Gather all lines in the data that hold the string "circle".
-- Provided information start --
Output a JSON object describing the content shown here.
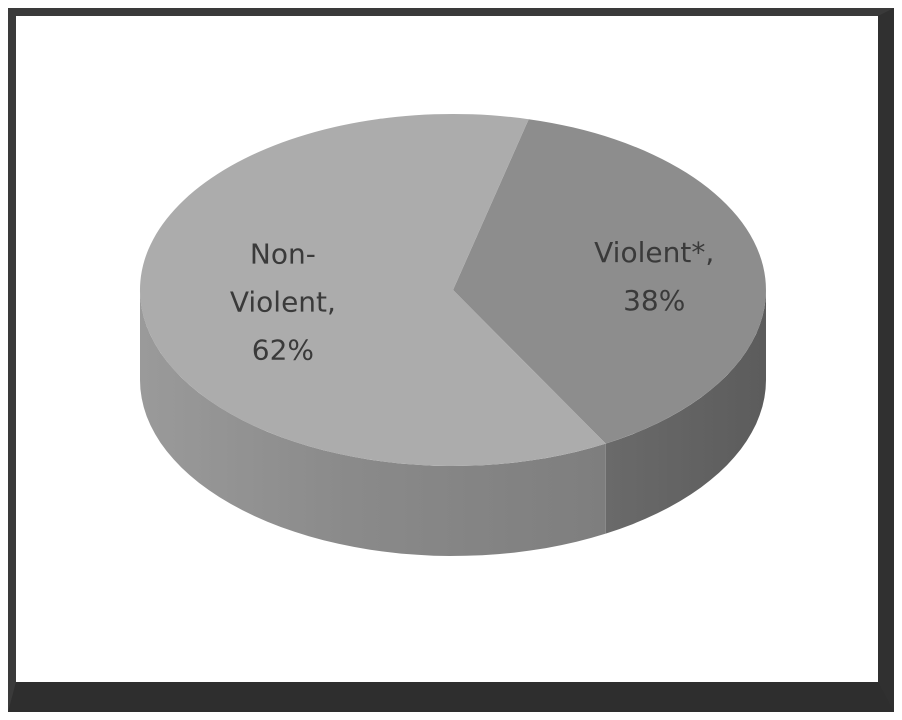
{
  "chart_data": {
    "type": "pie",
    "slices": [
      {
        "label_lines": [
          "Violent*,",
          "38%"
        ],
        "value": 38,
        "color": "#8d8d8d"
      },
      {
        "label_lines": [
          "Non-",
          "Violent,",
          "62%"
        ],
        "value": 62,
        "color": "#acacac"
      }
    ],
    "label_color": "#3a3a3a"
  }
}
-- Provided information end --
-- Provided information start --
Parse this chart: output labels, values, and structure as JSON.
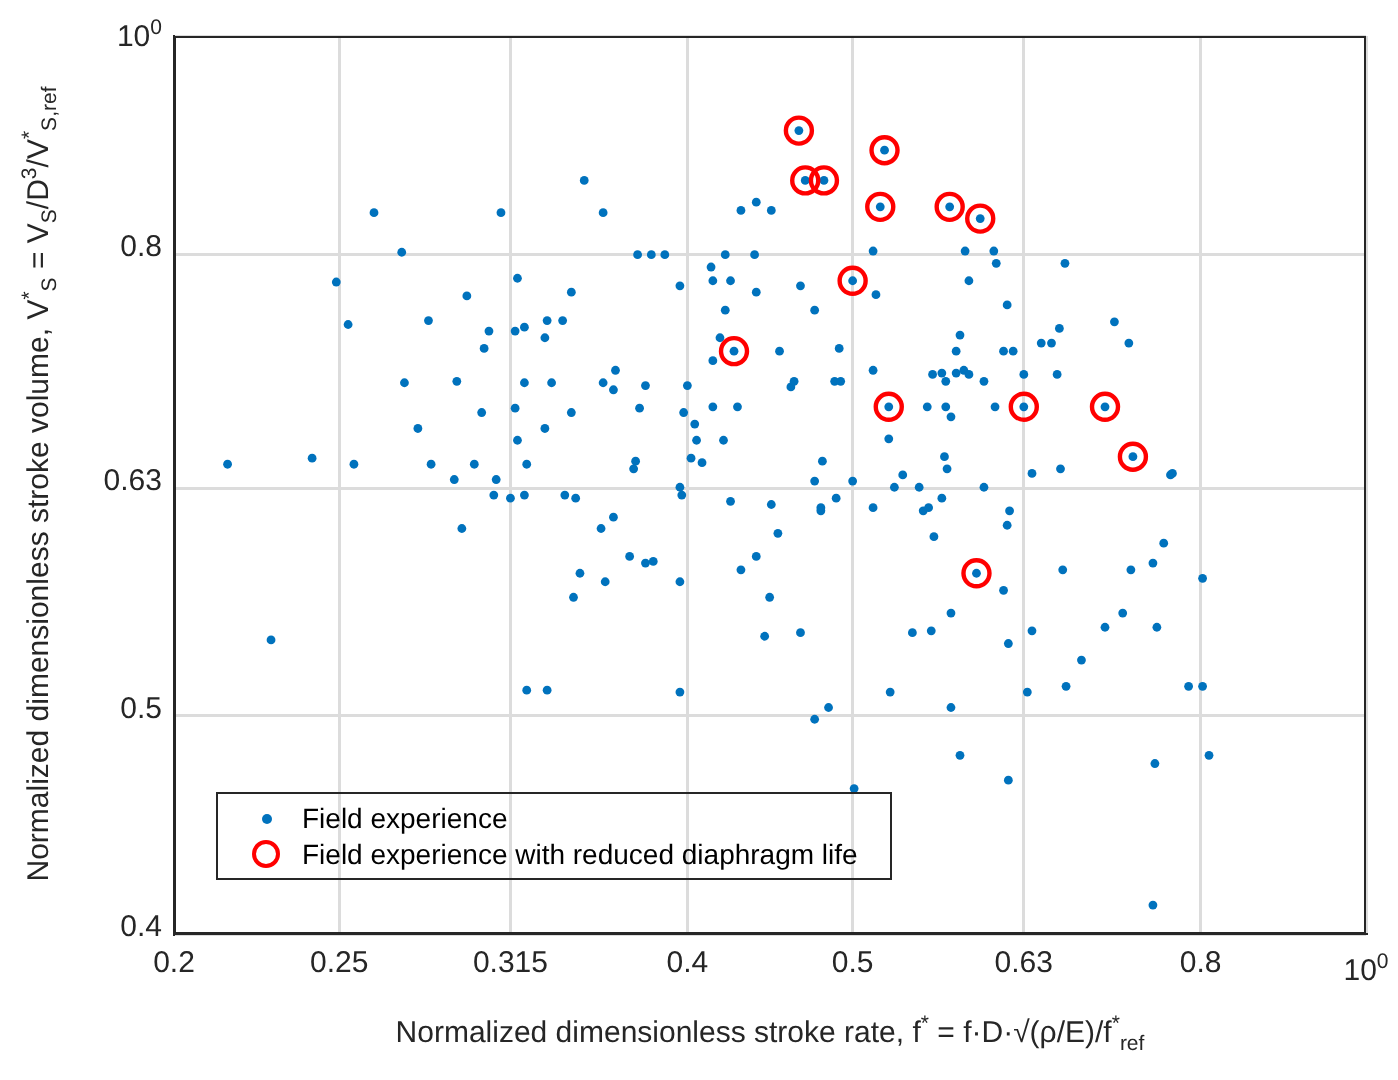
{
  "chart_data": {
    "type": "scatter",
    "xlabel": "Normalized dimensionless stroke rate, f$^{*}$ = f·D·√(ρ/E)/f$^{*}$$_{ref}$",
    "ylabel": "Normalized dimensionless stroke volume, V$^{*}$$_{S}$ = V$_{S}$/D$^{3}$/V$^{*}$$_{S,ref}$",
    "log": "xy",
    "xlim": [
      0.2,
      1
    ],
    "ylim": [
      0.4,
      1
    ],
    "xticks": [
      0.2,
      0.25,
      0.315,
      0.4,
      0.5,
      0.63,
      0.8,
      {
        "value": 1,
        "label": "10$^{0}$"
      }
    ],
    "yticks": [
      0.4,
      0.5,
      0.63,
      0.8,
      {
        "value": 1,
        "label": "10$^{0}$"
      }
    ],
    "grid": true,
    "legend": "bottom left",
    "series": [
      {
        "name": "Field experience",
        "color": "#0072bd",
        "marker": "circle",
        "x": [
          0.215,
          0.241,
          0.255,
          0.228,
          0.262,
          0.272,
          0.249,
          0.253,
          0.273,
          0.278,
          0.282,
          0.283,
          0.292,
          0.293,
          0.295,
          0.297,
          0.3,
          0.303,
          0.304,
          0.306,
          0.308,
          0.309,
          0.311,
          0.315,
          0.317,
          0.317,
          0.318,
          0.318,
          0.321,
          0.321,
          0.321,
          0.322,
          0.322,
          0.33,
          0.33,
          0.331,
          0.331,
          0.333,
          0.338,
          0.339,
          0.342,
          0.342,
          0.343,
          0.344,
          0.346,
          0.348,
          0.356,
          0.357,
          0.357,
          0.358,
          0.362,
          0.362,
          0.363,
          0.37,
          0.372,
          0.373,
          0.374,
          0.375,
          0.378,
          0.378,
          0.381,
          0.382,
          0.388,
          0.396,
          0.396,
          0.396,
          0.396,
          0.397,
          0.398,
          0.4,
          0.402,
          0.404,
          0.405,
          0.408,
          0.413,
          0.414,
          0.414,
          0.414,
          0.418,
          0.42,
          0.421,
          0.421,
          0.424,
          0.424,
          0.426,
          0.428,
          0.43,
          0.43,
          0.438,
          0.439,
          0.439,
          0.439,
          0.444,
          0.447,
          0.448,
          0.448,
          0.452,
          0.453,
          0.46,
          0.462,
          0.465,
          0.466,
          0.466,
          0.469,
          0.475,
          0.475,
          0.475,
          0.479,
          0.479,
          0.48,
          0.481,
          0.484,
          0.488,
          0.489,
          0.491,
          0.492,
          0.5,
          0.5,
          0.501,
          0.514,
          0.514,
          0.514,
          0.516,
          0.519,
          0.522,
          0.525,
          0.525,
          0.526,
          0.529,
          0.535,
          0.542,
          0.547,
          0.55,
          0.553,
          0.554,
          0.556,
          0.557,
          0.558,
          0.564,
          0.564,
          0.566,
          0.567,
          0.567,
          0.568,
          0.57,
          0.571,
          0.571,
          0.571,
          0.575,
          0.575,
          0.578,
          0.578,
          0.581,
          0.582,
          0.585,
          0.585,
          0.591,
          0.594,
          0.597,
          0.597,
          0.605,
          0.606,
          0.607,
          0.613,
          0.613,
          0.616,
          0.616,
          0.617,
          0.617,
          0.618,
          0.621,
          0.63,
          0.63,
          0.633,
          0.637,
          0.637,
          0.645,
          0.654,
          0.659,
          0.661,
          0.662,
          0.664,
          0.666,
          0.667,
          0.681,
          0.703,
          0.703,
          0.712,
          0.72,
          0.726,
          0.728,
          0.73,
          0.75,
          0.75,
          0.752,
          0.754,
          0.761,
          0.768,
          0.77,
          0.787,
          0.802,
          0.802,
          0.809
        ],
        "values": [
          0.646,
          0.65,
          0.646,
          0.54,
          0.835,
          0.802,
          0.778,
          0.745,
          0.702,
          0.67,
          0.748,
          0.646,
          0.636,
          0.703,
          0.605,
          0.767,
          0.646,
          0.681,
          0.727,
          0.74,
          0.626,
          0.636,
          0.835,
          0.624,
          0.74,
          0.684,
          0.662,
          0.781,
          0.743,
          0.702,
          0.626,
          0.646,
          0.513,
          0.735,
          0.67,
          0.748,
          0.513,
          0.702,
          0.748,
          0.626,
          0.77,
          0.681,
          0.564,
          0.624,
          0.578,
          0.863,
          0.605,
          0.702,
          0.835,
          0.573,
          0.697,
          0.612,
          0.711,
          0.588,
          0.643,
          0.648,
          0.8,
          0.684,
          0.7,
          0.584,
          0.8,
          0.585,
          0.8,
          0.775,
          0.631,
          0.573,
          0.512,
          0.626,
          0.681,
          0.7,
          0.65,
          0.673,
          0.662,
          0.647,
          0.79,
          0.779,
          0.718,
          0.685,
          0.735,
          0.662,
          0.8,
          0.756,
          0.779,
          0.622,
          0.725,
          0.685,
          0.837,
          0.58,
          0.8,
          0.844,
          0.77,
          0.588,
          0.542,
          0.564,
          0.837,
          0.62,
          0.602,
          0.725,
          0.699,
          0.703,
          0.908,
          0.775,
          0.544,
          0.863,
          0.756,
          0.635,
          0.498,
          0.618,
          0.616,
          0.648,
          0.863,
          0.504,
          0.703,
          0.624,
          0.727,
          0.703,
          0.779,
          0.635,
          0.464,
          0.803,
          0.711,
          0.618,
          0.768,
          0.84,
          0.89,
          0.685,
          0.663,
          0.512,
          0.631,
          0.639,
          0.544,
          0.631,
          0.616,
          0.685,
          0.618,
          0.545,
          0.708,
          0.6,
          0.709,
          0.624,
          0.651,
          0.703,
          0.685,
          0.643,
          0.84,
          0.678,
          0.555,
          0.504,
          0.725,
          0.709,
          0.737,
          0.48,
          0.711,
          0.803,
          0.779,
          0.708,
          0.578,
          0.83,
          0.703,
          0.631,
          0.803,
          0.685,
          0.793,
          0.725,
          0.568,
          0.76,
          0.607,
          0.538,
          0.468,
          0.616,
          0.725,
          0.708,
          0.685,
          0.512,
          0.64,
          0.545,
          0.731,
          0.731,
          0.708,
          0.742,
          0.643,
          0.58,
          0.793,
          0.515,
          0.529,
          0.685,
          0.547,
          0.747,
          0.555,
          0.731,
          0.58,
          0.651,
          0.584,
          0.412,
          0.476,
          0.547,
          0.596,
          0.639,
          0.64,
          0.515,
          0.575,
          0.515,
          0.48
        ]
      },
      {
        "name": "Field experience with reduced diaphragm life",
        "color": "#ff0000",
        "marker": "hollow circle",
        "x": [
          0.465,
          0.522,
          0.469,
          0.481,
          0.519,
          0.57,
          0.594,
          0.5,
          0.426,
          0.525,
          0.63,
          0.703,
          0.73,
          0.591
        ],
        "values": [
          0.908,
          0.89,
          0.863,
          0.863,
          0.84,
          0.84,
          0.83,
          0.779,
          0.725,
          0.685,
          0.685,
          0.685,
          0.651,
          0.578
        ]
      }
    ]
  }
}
-- Provided information end --
-- Provided information start --
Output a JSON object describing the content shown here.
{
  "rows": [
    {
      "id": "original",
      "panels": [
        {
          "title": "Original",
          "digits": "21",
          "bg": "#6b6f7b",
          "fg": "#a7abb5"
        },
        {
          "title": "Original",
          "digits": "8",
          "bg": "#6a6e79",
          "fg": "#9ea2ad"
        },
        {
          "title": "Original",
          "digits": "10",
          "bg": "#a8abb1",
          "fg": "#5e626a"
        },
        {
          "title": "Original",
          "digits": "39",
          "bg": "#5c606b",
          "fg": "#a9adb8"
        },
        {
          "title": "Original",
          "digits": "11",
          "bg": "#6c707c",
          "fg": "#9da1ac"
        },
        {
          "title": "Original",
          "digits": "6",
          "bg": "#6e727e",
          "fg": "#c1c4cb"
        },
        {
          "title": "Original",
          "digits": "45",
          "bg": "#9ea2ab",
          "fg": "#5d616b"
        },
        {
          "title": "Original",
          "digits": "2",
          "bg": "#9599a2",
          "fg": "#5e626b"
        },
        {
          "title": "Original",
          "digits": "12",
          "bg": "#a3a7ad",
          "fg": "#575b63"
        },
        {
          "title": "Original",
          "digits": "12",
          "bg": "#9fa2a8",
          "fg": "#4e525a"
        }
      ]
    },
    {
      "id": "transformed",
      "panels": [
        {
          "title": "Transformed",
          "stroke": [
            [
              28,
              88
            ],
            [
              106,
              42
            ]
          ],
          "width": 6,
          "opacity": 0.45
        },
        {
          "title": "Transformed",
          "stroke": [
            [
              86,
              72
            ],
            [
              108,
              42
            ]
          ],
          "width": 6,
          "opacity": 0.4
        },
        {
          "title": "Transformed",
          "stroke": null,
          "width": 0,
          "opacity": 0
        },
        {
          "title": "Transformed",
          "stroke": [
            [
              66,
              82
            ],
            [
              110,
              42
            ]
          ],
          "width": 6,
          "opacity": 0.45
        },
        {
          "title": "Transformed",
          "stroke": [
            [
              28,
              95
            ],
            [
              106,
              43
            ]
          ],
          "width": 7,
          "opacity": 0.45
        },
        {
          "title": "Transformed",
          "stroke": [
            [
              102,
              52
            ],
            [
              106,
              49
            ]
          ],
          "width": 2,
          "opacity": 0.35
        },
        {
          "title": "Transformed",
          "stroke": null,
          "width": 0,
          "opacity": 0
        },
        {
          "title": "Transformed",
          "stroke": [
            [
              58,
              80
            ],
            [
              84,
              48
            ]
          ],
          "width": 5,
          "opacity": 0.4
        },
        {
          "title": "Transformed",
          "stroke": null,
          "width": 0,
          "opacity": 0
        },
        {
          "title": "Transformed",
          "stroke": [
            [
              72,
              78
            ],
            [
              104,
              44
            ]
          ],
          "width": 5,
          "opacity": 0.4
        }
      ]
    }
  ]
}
-- Provided information end --
Solution for this problem:
        "marker": "circle",
        "marker": "hollow circle",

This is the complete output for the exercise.